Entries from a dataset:
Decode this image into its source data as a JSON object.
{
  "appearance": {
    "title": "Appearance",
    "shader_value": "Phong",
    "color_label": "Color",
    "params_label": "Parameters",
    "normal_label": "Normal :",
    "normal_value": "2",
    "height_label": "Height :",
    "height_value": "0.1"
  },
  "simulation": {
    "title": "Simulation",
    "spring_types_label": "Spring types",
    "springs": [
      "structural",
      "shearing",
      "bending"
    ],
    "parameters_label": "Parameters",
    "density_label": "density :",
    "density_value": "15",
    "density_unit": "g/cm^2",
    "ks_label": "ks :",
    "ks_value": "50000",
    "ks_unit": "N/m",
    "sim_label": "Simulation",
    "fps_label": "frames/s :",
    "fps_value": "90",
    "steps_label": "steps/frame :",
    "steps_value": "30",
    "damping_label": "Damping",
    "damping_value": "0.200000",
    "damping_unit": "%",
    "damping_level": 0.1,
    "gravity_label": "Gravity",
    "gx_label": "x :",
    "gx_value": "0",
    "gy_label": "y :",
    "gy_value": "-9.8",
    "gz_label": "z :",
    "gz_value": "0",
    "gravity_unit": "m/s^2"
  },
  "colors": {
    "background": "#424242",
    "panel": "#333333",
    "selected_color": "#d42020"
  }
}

* **Work to be completed**: Reproduce the listing shown above in its entirety, exactly.

* **Problem solution**:
Decode this image into its source data as a JSON object.
{
  "appearance": {
    "title": "Appearance",
    "shader_value": "Phong",
    "color_label": "Color",
    "params_label": "Parameters",
    "normal_label": "Normal :",
    "normal_value": "2",
    "height_label": "Height :",
    "height_value": "0.1"
  },
  "simulation": {
    "title": "Simulation",
    "spring_types_label": "Spring types",
    "springs": [
      "structural",
      "shearing",
      "bending"
    ],
    "parameters_label": "Parameters",
    "density_label": "density :",
    "density_value": "15",
    "density_unit": "g/cm^2",
    "ks_label": "ks :",
    "ks_value": "50000",
    "ks_unit": "N/m",
    "sim_label": "Simulation",
    "fps_label": "frames/s :",
    "fps_value": "90",
    "steps_label": "steps/frame :",
    "steps_value": "30",
    "damping_label": "Damping",
    "damping_value": "0.200000",
    "damping_unit": "%",
    "damping_level": 0.1,
    "gravity_label": "Gravity",
    "gx_label": "x :",
    "gx_value": "0",
    "gy_label": "y :",
    "gy_value": "-9.8",
    "gz_label": "z :",
    "gz_value": "0",
    "gravity_unit": "m/s^2"
  },
  "colors": {
    "background": "#424242",
    "panel": "#333333",
    "selected_color": "#d42020"
  }
}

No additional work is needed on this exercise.